## AIM OF THE TASK
Return only the number of lines that hold "Papertrans".
····················
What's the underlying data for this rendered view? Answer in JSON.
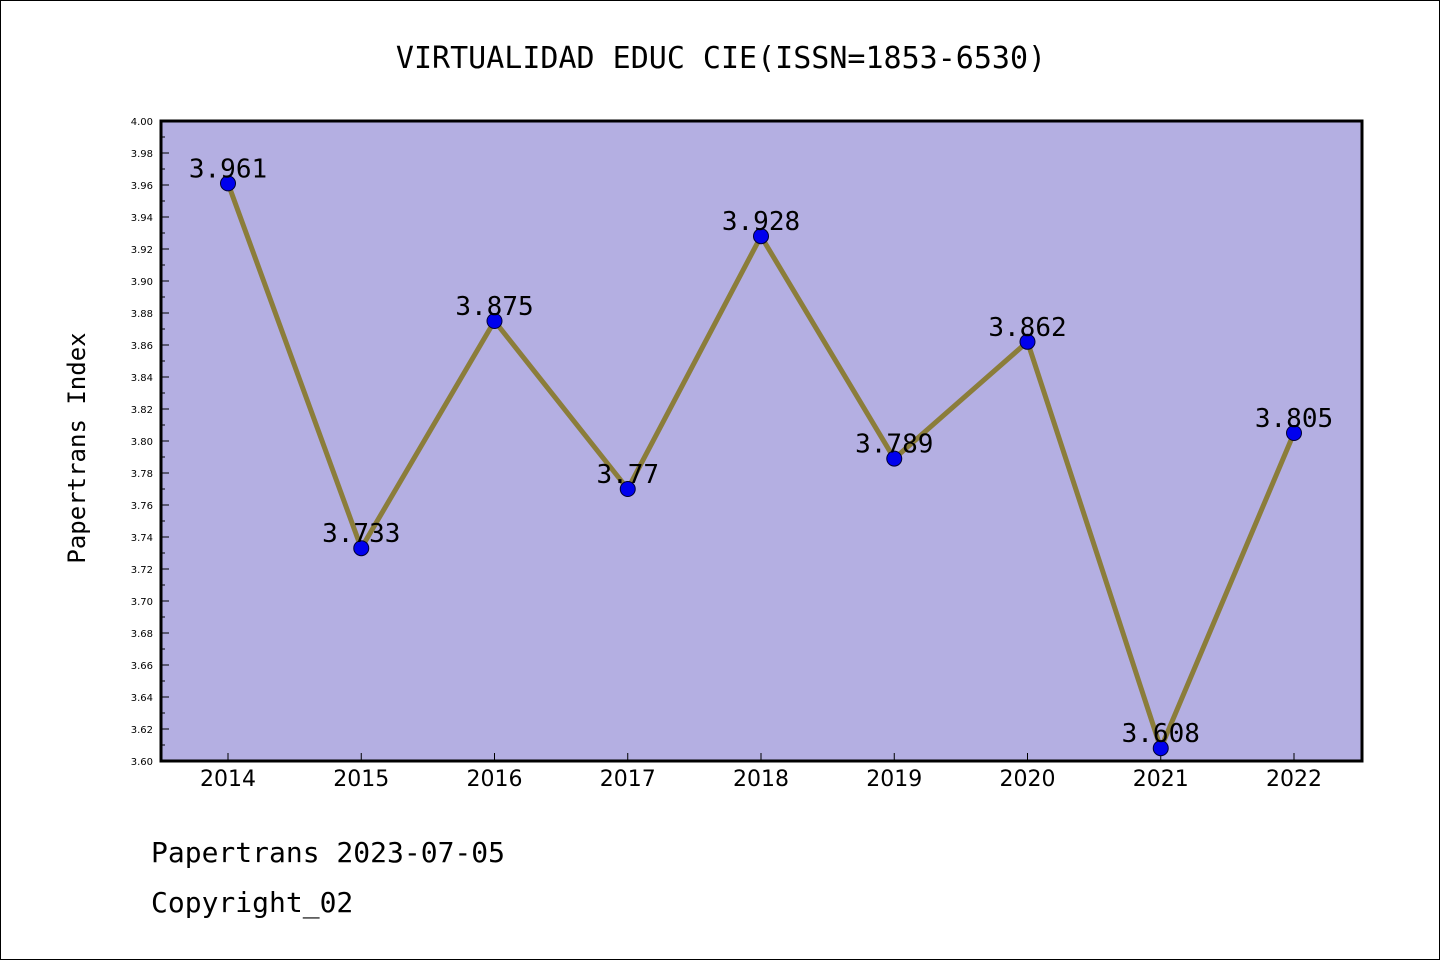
{
  "chart_data": {
    "type": "line",
    "title": "VIRTUALIDAD EDUC CIE(ISSN=1853-6530)",
    "xlabel": "",
    "ylabel": "Papertrans Index",
    "categories": [
      "2014",
      "2015",
      "2016",
      "2017",
      "2018",
      "2019",
      "2020",
      "2021",
      "2022"
    ],
    "values": [
      3.961,
      3.733,
      3.875,
      3.77,
      3.928,
      3.789,
      3.862,
      3.608,
      3.805
    ],
    "data_labels": [
      "3.961",
      "3.733",
      "3.875",
      "3.77",
      "3.928",
      "3.789",
      "3.862",
      "3.608",
      "3.805"
    ],
    "ylim": [
      3.6,
      4.0
    ],
    "ytick_step": 0.02,
    "ytick_labels": [
      "3.60",
      "3.62",
      "3.64",
      "3.66",
      "3.68",
      "3.70",
      "3.72",
      "3.74",
      "3.76",
      "3.78",
      "3.80",
      "3.82",
      "3.84",
      "3.86",
      "3.88",
      "3.90",
      "3.92",
      "3.94",
      "3.96",
      "3.98",
      "4.00"
    ],
    "grid": false,
    "legend": "none",
    "colors": {
      "plot_background": "#b4afe2",
      "line": "#8b7d3a",
      "marker": "#0000ee"
    }
  },
  "footer": {
    "date_line": "Papertrans 2023-07-05",
    "copyright_line": "Copyright_02"
  }
}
····················
## ANSWER TO THIS EXERCISE
2